• **Set exercise**
Can you find the lines of the listing that include "country" and copy every one?

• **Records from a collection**
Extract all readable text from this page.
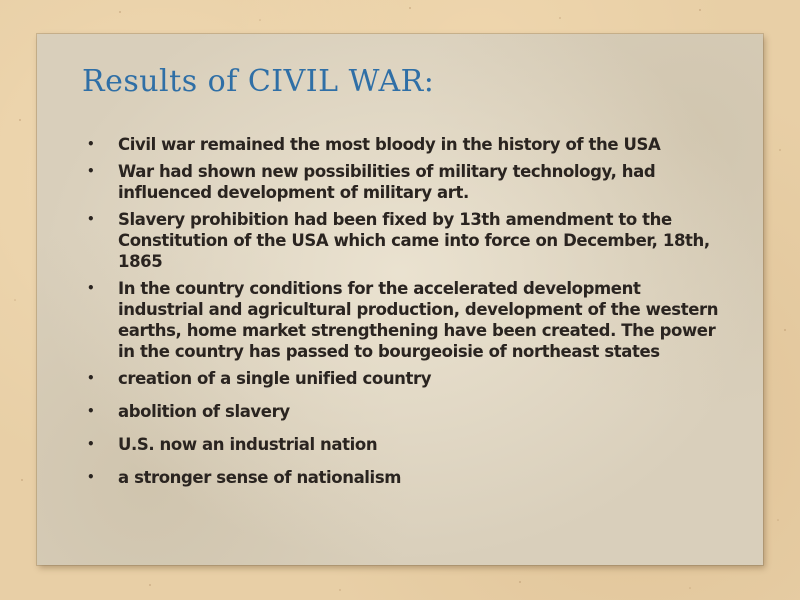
Results of CIVIL WAR:
• Civil war remained the most bloody in the history of the USA
• War had shown new possibilities of military technology, had influenced development of military art.
• Slavery prohibition had been fixed by 13th amendment to the Constitution of the USA which came into force on December, 18th, 1865
• In the country conditions for the accelerated development industrial and agricultural production, development of the western earths, home market strengthening have been created. The power in the country has passed to bourgeoisie of northeast states
• creation of a single unified country
• abolition of slavery
• U.S. now an industrial nation
• a stronger sense of nationalism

• **Reply**
• In the country conditions for the accelerated development industrial and agricultural production, development of the western earths, home market strengthening have been created. The power in the country has passed to bourgeoisie of northeast states
• creation of a single unified country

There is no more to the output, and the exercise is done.